Task instructions: Reproduce the full listing that appears beneath this instruction exactly.

Records for the exercise:
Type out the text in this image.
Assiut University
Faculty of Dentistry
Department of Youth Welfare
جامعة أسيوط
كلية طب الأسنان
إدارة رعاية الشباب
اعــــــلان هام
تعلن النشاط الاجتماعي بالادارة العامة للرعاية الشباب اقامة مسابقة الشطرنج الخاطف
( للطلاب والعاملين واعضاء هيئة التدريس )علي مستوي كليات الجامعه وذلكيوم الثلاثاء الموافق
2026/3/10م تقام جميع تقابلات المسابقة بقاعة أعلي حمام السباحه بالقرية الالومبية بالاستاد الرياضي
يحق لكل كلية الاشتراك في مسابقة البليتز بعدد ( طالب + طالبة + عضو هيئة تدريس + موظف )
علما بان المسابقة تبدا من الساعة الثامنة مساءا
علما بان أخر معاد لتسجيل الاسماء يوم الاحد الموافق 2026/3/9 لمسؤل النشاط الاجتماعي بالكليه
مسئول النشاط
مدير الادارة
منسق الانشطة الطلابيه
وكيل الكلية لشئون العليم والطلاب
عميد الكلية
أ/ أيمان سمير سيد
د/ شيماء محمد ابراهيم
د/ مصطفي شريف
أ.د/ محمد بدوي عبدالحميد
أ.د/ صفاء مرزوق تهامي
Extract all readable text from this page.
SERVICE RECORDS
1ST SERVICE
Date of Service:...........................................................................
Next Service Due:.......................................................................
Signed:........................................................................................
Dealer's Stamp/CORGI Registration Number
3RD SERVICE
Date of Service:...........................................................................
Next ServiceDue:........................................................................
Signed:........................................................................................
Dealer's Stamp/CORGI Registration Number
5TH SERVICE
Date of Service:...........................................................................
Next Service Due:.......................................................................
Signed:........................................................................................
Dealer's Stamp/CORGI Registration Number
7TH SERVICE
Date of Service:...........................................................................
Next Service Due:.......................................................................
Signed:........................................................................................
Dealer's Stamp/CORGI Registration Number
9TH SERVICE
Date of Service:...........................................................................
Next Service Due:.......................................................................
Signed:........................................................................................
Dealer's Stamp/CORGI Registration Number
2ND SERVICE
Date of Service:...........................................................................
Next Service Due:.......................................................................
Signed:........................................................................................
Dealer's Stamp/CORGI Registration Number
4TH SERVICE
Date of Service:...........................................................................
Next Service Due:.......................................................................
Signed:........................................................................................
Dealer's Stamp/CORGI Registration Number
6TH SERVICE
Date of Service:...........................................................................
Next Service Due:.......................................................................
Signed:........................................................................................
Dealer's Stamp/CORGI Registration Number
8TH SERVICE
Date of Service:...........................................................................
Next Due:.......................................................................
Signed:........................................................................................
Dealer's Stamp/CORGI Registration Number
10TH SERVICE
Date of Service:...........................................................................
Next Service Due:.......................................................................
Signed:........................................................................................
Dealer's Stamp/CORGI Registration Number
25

The solution:
Type out the text in this image.
Assiut University
Faculty of Dentistry
Department of Youth Welfare
جامعة أسيوط
كلية طب الأسنان
إدارة رعاية الشباب
اعــــــلان هام
تعلن النشاط الاجتماعي بالادارة العامة للرعاية الشباب اقامة مسابقة الشطرنج الخاطف
( للطلاب والعاملين واعضاء هيئة التدريس )علي مستوي كليات الجامعه وذلكيوم الثلاثاء الموافق
2026/3/10م تقام جميع تقابلات المسابقة بقاعة أعلي حمام السباحه بالقرية الالومبية بالاستاد الرياضي
يحق لكل كلية الاشتراك في مسابقة البليتز بعدد ( طالب + طالبة + عضو هيئة تدريس + موظف )
علما بان المسابقة تبدا من الساعة الثامنة مساءا
علما بان أخر معاد لتسجيل الاسماء يوم الاحد الموافق 2026/3/9 لمسؤل النشاط الاجتماعي بالكليه
مسئول النشاط
مدير الادارة
منسق الانشطة الطلابيه
وكيل الكلية لشئون العليم والطلاب
عميد الكلية
أ/ أيمان سمير سيد
د/ شيماء محمد ابراهيم
د/ مصطفي شريف
أ.د/ محمد بدوي عبدالحميد
أ.د/ صفاء مرزوق تهامي
Extract all readable text from this page.
SERVICE RECORDS
1ST SERVICE
Date of Service:...........................................................................
Next Service Due:.......................................................................
Signed:........................................................................................
Dealer's Stamp/CORGI Registration Number
3RD SERVICE
Date of Service:...........................................................................
Next ServiceDue:........................................................................
Signed:........................................................................................
Dealer's Stamp/CORGI Registration Number
5TH SERVICE
Date of Service:...........................................................................
Next Service Due:.......................................................................
Signed:........................................................................................
Dealer's Stamp/CORGI Registration Number
7TH SERVICE
Date of Service:...........................................................................
Next Service Due:.......................................................................
Signed:........................................................................................
Dealer's Stamp/CORGI Registration Number
9TH SERVICE
Date of Service:...........................................................................
Next Service Due:.......................................................................
Signed:........................................................................................
Dealer's Stamp/CORGI Registration Number
2ND SERVICE
Date of Service:...........................................................................
Next Service Due:.......................................................................
Signed:........................................................................................
Dealer's Stamp/CORGI Registration Number
4TH SERVICE
Date of Service:...........................................................................
Next Service Due:.......................................................................
Signed:........................................................................................
Dealer's Stamp/CORGI Registration Number
6TH SERVICE
Date of Service:...........................................................................
Next Service Due:.......................................................................
Signed:........................................................................................
Dealer's Stamp/CORGI Registration Number
8TH SERVICE
Date of Service:...........................................................................
Next Due:.......................................................................
Signed:........................................................................................
Dealer's Stamp/CORGI Registration Number
10TH SERVICE
Date of Service:...........................................................................
Next Service Due:.......................................................................
Signed:........................................................................................
Dealer's Stamp/CORGI Registration Number
25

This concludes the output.